_Requirements_:
Verbatim output of all the material below is required.

_Exercise materials_:
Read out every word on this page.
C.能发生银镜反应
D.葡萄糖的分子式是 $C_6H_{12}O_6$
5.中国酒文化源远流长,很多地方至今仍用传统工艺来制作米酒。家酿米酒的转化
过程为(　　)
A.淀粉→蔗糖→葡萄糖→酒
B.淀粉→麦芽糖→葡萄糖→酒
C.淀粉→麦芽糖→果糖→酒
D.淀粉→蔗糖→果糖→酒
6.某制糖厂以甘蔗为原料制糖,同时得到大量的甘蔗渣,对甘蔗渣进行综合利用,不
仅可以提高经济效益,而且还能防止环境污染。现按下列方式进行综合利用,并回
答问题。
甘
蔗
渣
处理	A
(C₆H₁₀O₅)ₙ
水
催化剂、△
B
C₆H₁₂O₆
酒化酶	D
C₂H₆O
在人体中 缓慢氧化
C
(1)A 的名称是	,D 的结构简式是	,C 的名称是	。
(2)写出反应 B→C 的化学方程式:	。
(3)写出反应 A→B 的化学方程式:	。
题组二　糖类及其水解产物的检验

_Result of the task_:
Read out every word on this page.
C.能发生银镜反应
D.葡萄糖的分子式是 $C_6H_{12}O_6$
5.中国酒文化源远流长,很多地方至今仍用传统工艺来制作米酒。家酿米酒的转化
过程为(　　)
A.淀粉→蔗糖→葡萄糖→酒
B.淀粉→麦芽糖→葡萄糖→酒
C.淀粉→麦芽糖→果糖→酒
D.淀粉→蔗糖→果糖→酒
6.某制糖厂以甘蔗为原料制糖,同时得到大量的甘蔗渣,对甘蔗渣进行综合利用,不
仅可以提高经济效益,而且还能防止环境污染。现按下列方式进行综合利用,并回
答问题。
甘
蔗
渣
处理	A
(C₆H₁₀O₅)ₙ
水
催化剂、△
B
C₆H₁₂O₆
酒化酶	D
C₂H₆O
在人体中 缓慢氧化
C
(1)A 的名称是	,D 的结构简式是	,C 的名称是	。
(2)写出反应 B→C 的化学方程式:	。
(3)写出反应 A→B 的化学方程式:	。
题组二　糖类及其水解产物的检验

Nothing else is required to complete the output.